(Transcription dataset entries)
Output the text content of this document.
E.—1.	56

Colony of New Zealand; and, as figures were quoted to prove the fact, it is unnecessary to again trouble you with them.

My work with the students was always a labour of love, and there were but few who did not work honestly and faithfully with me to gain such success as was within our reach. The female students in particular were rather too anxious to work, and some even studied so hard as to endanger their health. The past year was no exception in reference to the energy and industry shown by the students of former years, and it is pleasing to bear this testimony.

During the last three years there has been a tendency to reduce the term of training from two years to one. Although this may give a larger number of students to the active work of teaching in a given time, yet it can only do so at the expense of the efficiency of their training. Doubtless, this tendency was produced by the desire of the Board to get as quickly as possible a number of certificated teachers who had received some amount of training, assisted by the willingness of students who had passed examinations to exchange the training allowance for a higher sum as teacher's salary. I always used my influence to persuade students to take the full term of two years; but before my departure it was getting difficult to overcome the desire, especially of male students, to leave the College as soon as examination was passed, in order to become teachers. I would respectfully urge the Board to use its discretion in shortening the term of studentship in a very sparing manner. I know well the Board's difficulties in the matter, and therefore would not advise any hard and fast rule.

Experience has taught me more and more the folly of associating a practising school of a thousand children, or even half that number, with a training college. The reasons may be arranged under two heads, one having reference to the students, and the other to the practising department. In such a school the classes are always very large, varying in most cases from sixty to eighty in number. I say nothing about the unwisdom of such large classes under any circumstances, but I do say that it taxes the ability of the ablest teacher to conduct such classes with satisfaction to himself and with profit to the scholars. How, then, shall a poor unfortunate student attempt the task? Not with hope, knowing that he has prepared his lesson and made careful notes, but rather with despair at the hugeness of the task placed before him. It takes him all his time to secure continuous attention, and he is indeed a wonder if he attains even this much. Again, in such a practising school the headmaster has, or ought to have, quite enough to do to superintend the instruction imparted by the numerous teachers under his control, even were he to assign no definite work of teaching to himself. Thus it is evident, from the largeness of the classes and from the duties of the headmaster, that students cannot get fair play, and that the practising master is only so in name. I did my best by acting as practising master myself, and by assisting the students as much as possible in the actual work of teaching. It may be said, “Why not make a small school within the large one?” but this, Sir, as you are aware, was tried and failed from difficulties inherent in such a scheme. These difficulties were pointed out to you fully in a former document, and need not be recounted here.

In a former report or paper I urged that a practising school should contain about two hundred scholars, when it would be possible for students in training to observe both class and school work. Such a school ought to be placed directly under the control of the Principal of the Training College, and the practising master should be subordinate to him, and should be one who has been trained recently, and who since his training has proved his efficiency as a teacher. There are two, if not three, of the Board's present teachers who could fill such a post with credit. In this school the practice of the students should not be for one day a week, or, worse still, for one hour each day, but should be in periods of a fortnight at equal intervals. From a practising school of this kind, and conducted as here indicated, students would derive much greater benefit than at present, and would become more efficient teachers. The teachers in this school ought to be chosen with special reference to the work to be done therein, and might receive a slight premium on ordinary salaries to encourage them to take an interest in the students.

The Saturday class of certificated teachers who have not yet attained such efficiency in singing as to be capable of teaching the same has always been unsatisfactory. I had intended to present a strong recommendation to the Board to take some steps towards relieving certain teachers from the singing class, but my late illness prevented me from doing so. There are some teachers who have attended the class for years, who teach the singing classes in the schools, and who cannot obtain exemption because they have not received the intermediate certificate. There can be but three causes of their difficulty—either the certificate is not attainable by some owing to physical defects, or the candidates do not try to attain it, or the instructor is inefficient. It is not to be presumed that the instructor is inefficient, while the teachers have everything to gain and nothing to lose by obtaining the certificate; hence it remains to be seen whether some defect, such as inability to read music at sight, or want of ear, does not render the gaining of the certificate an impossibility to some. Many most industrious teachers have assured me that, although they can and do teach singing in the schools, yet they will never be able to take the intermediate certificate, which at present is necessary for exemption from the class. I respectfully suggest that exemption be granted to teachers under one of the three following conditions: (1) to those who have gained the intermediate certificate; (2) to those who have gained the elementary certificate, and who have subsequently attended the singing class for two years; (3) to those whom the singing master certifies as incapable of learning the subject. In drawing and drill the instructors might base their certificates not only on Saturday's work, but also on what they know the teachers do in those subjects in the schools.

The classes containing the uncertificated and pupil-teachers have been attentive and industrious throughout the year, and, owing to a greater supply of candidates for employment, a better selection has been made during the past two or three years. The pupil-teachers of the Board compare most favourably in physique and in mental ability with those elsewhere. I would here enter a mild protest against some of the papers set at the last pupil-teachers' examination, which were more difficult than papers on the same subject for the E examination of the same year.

DIRECTIONS FOR THIS TASK> Retype the records above in full, with no differences.

ANSWER SECTION>
Output the text content of this document.
E.—1.	56

Colony of New Zealand; and, as figures were quoted to prove the fact, it is unnecessary to again trouble you with them.

My work with the students was always a labour of love, and there were but few who did not work honestly and faithfully with me to gain such success as was within our reach. The female students in particular were rather too anxious to work, and some even studied so hard as to endanger their health. The past year was no exception in reference to the energy and industry shown by the students of former years, and it is pleasing to bear this testimony.

During the last three years there has been a tendency to reduce the term of training from two years to one. Although this may give a larger number of students to the active work of teaching in a given time, yet it can only do so at the expense of the efficiency of their training. Doubtless, this tendency was produced by the desire of the Board to get as quickly as possible a number of certificated teachers who had received some amount of training, assisted by the willingness of students who had passed examinations to exchange the training allowance for a higher sum as teacher's salary. I always used my influence to persuade students to take the full term of two years; but before my departure it was getting difficult to overcome the desire, especially of male students, to leave the College as soon as examination was passed, in order to become teachers. I would respectfully urge the Board to use its discretion in shortening the term of studentship in a very sparing manner. I know well the Board's difficulties in the matter, and therefore would not advise any hard and fast rule.

Experience has taught me more and more the folly of associating a practising school of a thousand children, or even half that number, with a training college. The reasons may be arranged under two heads, one having reference to the students, and the other to the practising department. In such a school the classes are always very large, varying in most cases from sixty to eighty in number. I say nothing about the unwisdom of such large classes under any circumstances, but I do say that it taxes the ability of the ablest teacher to conduct such classes with satisfaction to himself and with profit to the scholars. How, then, shall a poor unfortunate student attempt the task? Not with hope, knowing that he has prepared his lesson and made careful notes, but rather with despair at the hugeness of the task placed before him. It takes him all his time to secure continuous attention, and he is indeed a wonder if he attains even this much. Again, in such a practising school the headmaster has, or ought to have, quite enough to do to superintend the instruction imparted by the numerous teachers under his control, even were he to assign no definite work of teaching to himself. Thus it is evident, from the largeness of the classes and from the duties of the headmaster, that students cannot get fair play, and that the practising master is only so in name. I did my best by acting as practising master myself, and by assisting the students as much as possible in the actual work of teaching. It may be said, “Why not make a small school within the large one?” but this, Sir, as you are aware, was tried and failed from difficulties inherent in such a scheme. These difficulties were pointed out to you fully in a former document, and need not be recounted here.

In a former report or paper I urged that a practising school should contain about two hundred scholars, when it would be possible for students in training to observe both class and school work. Such a school ought to be placed directly under the control of the Principal of the Training College, and the practising master should be subordinate to him, and should be one who has been trained recently, and who since his training has proved his efficiency as a teacher. There are two, if not three, of the Board's present teachers who could fill such a post with credit. In this school the practice of the students should not be for one day a week, or, worse still, for one hour each day, but should be in periods of a fortnight at equal intervals. From a practising school of this kind, and conducted as here indicated, students would derive much greater benefit than at present, and would become more efficient teachers. The teachers in this school ought to be chosen with special reference to the work to be done therein, and might receive a slight premium on ordinary salaries to encourage them to take an interest in the students.

The Saturday class of certificated teachers who have not yet attained such efficiency in singing as to be capable of teaching the same has always been unsatisfactory. I had intended to present a strong recommendation to the Board to take some steps towards relieving certain teachers from the singing class, but my late illness prevented me from doing so. There are some teachers who have attended the class for years, who teach the singing classes in the schools, and who cannot obtain exemption because they have not received the intermediate certificate. There can be but three causes of their difficulty—either the certificate is not attainable by some owing to physical defects, or the candidates do not try to attain it, or the instructor is inefficient. It is not to be presumed that the instructor is inefficient, while the teachers have everything to gain and nothing to lose by obtaining the certificate; hence it remains to be seen whether some defect, such as inability to read music at sight, or want of ear, does not render the gaining of the certificate an impossibility to some. Many most industrious teachers have assured me that, although they can and do teach singing in the schools, yet they will never be able to take the intermediate certificate, which at present is necessary for exemption from the class. I respectfully suggest that exemption be granted to teachers under one of the three following conditions: (1) to those who have gained the intermediate certificate; (2) to those who have gained the elementary certificate, and who have subsequently attended the singing class for two years; (3) to those whom the singing master certifies as incapable of learning the subject. In drawing and drill the instructors might base their certificates not only on Saturday's work, but also on what they know the teachers do in those subjects in the schools.

The classes containing the uncertificated and pupil-teachers have been attentive and industrious throughout the year, and, owing to a greater supply of candidates for employment, a better selection has been made during the past two or three years. The pupil-teachers of the Board compare most favourably in physique and in mental ability with those elsewhere. I would here enter a mild protest against some of the papers set at the last pupil-teachers' examination, which were more difficult than papers on the same subject for the E examination of the same year.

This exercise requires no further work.